• [Set exercise]: Skip every picture and transcribe the remaining material exactly.

• [Input records]:
···

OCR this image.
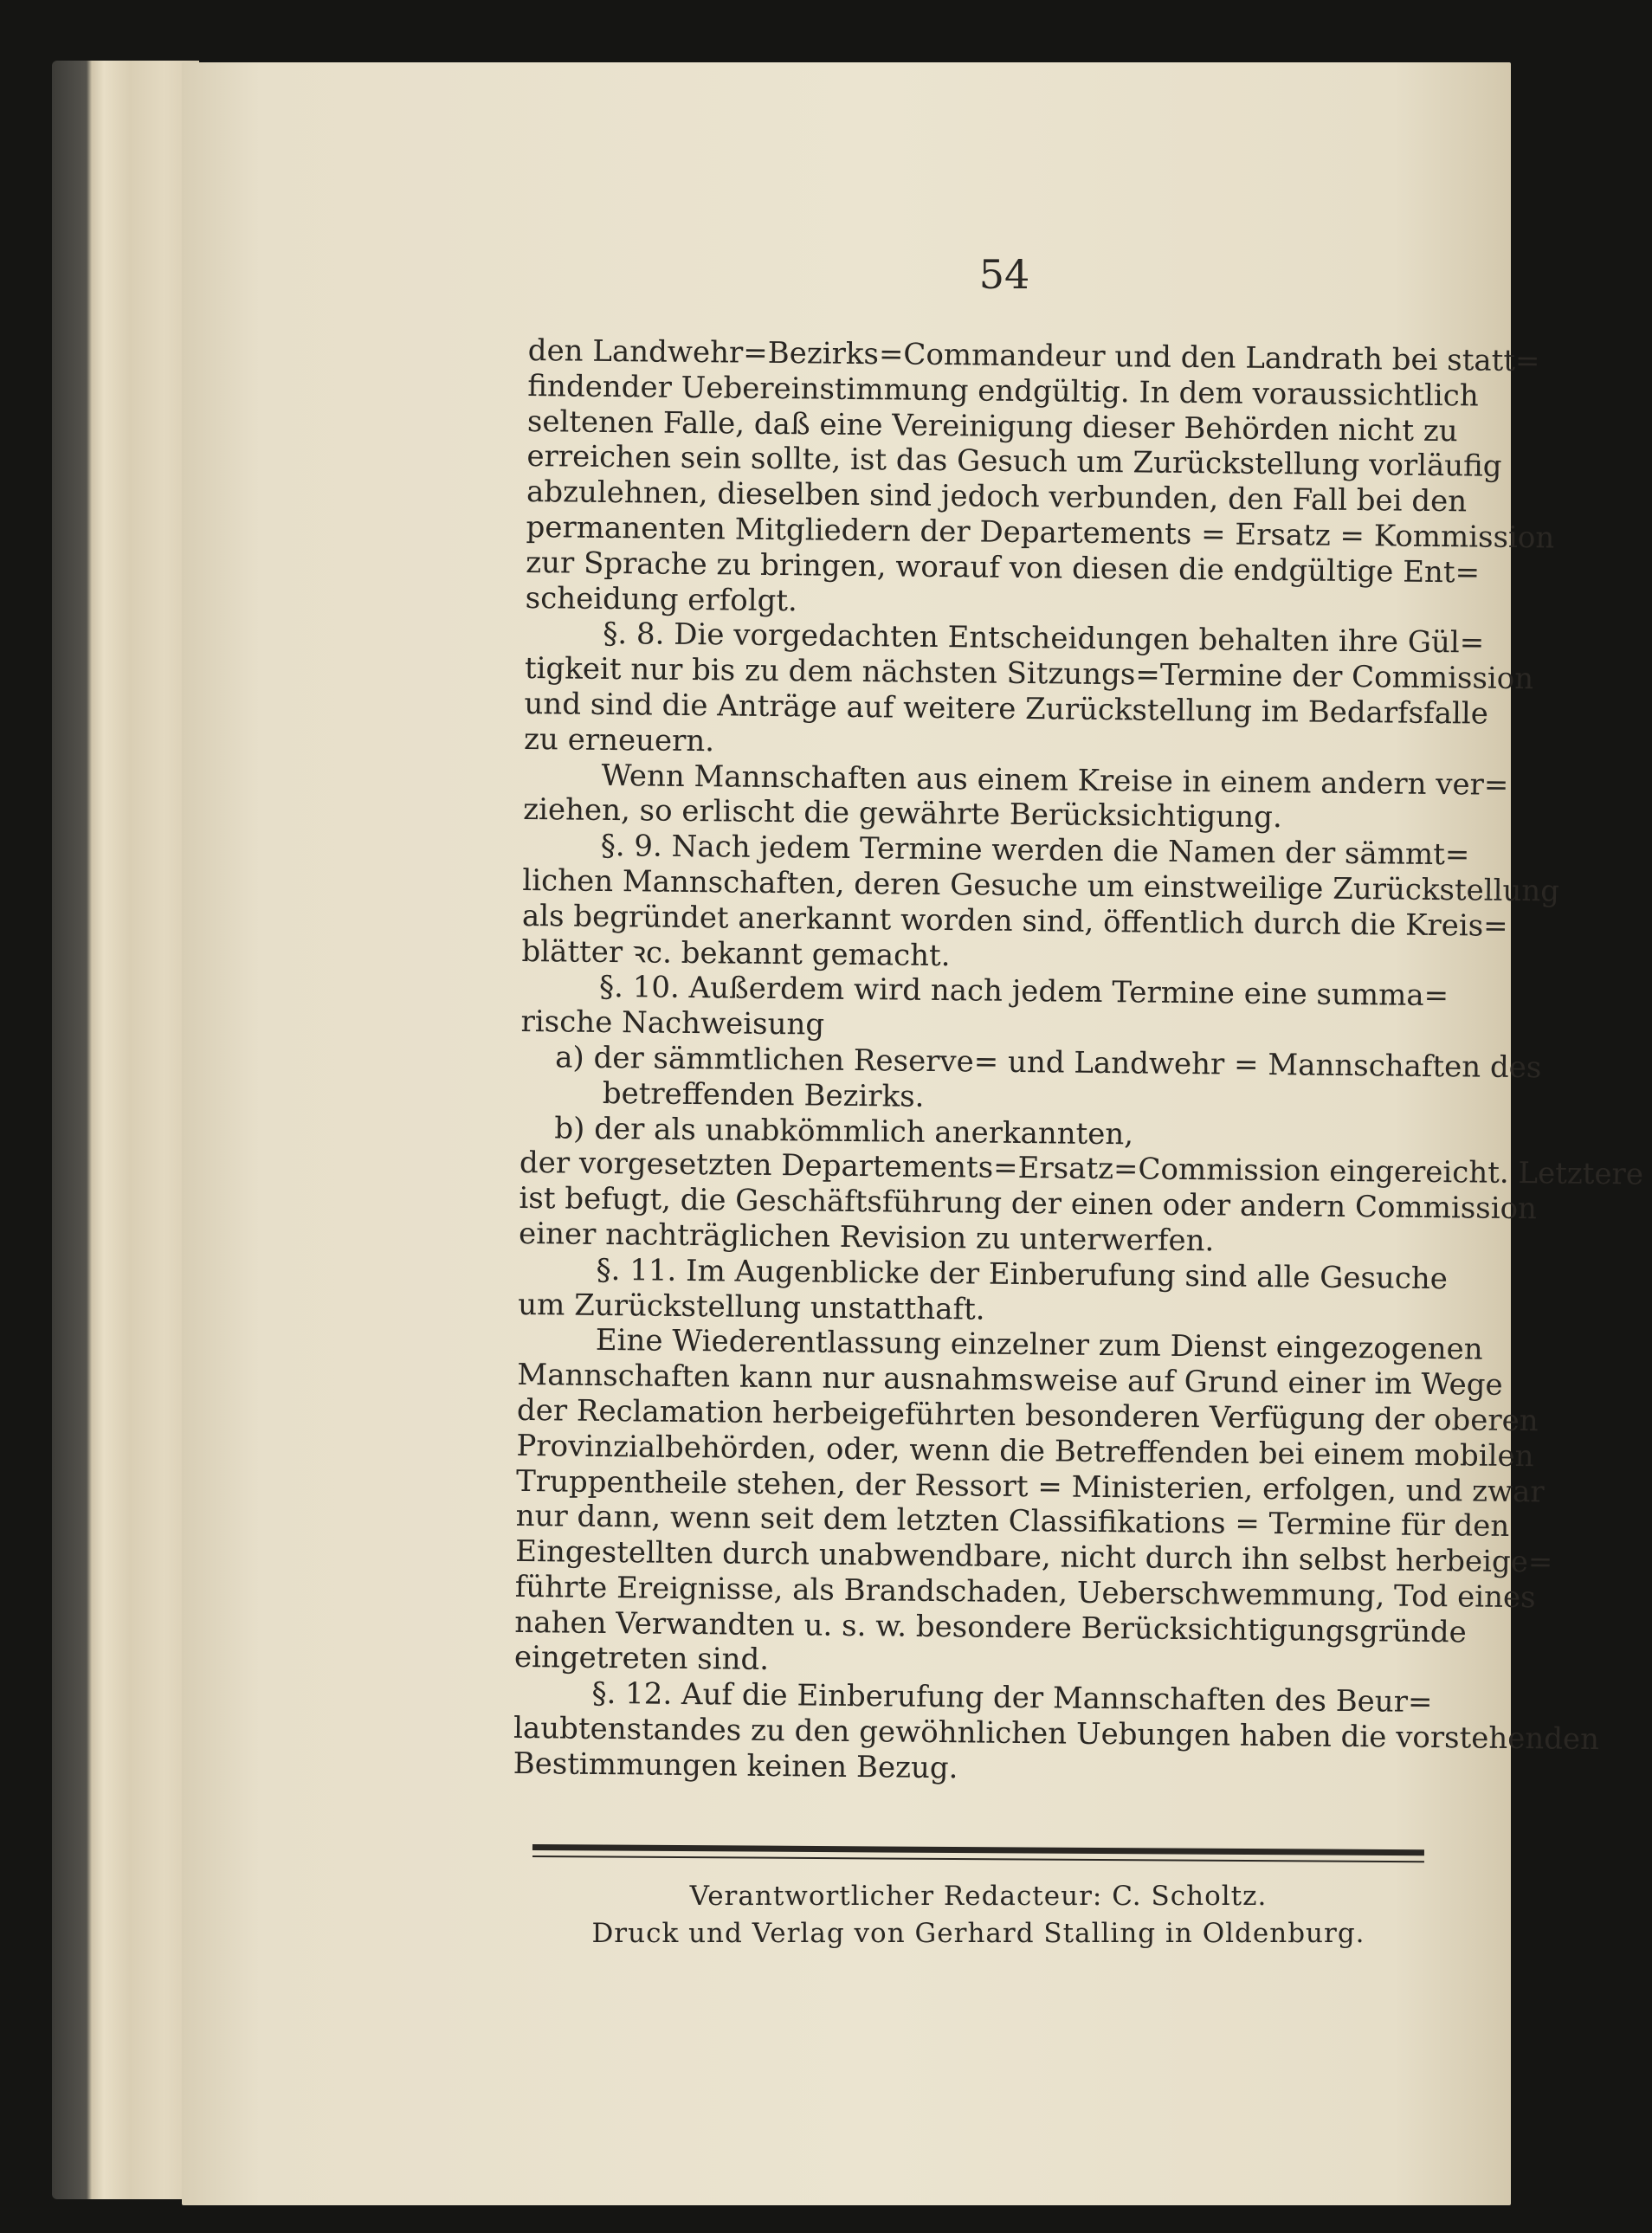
54
den Landwehr=Bezirks=Commandeur und den Landrath bei statt=
findender Uebereinstimmung endgültig. In dem voraussichtlich
seltenen Falle, daß eine Vereinigung dieser Behörden nicht zu
erreichen sein sollte, ist das Gesuch um Zurückstellung vorläufig
abzulehnen, dieselben sind jedoch verbunden, den Fall bei den
permanenten Mitgliedern der Departements = Ersatz = Kommission
zur Sprache zu bringen, worauf von diesen die endgültige Ent=
scheidung erfolgt.
§. 8. Die vorgedachten Entscheidungen behalten ihre Gül=
tigkeit nur bis zu dem nächsten Sitzungs=Termine der Commission
und sind die Anträge auf weitere Zurückstellung im Bedarfsfalle
zu erneuern.
Wenn Mannschaften aus einem Kreise in einem andern ver=
ziehen, so erlischt die gewährte Berücksichtigung.
§. 9. Nach jedem Termine werden die Namen der sämmt=
lichen Mannschaften, deren Gesuche um einstweilige Zurückstellung
als begründet anerkannt worden sind, öffentlich durch die Kreis=
blätter ꝛc. bekannt gemacht.
§. 10. Außerdem wird nach jedem Termine eine summa=
rische Nachweisung
a) der sämmtlichen Reserve= und Landwehr = Mannschaften des
betreffenden Bezirks.
b) der als unabkömmlich anerkannten,
der vorgesetzten Departements=Ersatz=Commission eingereicht. Letztere
ist befugt, die Geschäftsführung der einen oder andern Commission
einer nachträglichen Revision zu unterwerfen.
§. 11. Im Augenblicke der Einberufung sind alle Gesuche
um Zurückstellung unstatthaft.
Eine Wiederentlassung einzelner zum Dienst eingezogenen
Mannschaften kann nur ausnahmsweise auf Grund einer im Wege
der Reclamation herbeigeführten besonderen Verfügung der oberen
Provinzialbehörden, oder, wenn die Betreffenden bei einem mobilen
Truppentheile stehen, der Ressort = Ministerien, erfolgen, und zwar
nur dann, wenn seit dem letzten Classifikations = Termine für den
Eingestellten durch unabwendbare, nicht durch ihn selbst herbeige=
führte Ereignisse, als Brandschaden, Ueberschwemmung, Tod eines
nahen Verwandten u. s. w. besondere Berücksichtigungsgründe
eingetreten sind.
§. 12. Auf die Einberufung der Mannschaften des Beur=
laubtenstandes zu den gewöhnlichen Uebungen haben die vorstehenden
Bestimmungen keinen Bezug.
Verantwortlicher Redacteur: C. Scholtz.
Druck und Verlag von Gerhard Stalling in Oldenburg.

···

• [Full answer]:
OCR this image.
54
den Landwehr=Bezirks=Commandeur und den Landrath bei statt=
findender Uebereinstimmung endgültig. In dem voraussichtlich
seltenen Falle, daß eine Vereinigung dieser Behörden nicht zu
erreichen sein sollte, ist das Gesuch um Zurückstellung vorläufig
abzulehnen, dieselben sind jedoch verbunden, den Fall bei den
permanenten Mitgliedern der Departements = Ersatz = Kommission
zur Sprache zu bringen, worauf von diesen die endgültige Ent=
scheidung erfolgt.
§. 8. Die vorgedachten Entscheidungen behalten ihre Gül=
tigkeit nur bis zu dem nächsten Sitzungs=Termine der Commission
und sind die Anträge auf weitere Zurückstellung im Bedarfsfalle
zu erneuern.
Wenn Mannschaften aus einem Kreise in einem andern ver=
ziehen, so erlischt die gewährte Berücksichtigung.
§. 9. Nach jedem Termine werden die Namen der sämmt=
lichen Mannschaften, deren Gesuche um einstweilige Zurückstellung
als begründet anerkannt worden sind, öffentlich durch die Kreis=
blätter ꝛc. bekannt gemacht.
§. 10. Außerdem wird nach jedem Termine eine summa=
rische Nachweisung
a) der sämmtlichen Reserve= und Landwehr = Mannschaften des
betreffenden Bezirks.
b) der als unabkömmlich anerkannten,
der vorgesetzten Departements=Ersatz=Commission eingereicht. Letztere
ist befugt, die Geschäftsführung der einen oder andern Commission
einer nachträglichen Revision zu unterwerfen.
§. 11. Im Augenblicke der Einberufung sind alle Gesuche
um Zurückstellung unstatthaft.
Eine Wiederentlassung einzelner zum Dienst eingezogenen
Mannschaften kann nur ausnahmsweise auf Grund einer im Wege
der Reclamation herbeigeführten besonderen Verfügung der oberen
Provinzialbehörden, oder, wenn die Betreffenden bei einem mobilen
Truppentheile stehen, der Ressort = Ministerien, erfolgen, und zwar
nur dann, wenn seit dem letzten Classifikations = Termine für den
Eingestellten durch unabwendbare, nicht durch ihn selbst herbeige=
führte Ereignisse, als Brandschaden, Ueberschwemmung, Tod eines
nahen Verwandten u. s. w. besondere Berücksichtigungsgründe
eingetreten sind.
§. 12. Auf die Einberufung der Mannschaften des Beur=
laubtenstandes zu den gewöhnlichen Uebungen haben die vorstehenden
Bestimmungen keinen Bezug.
Verantwortlicher Redacteur: C. Scholtz.
Druck und Verlag von Gerhard Stalling in Oldenburg.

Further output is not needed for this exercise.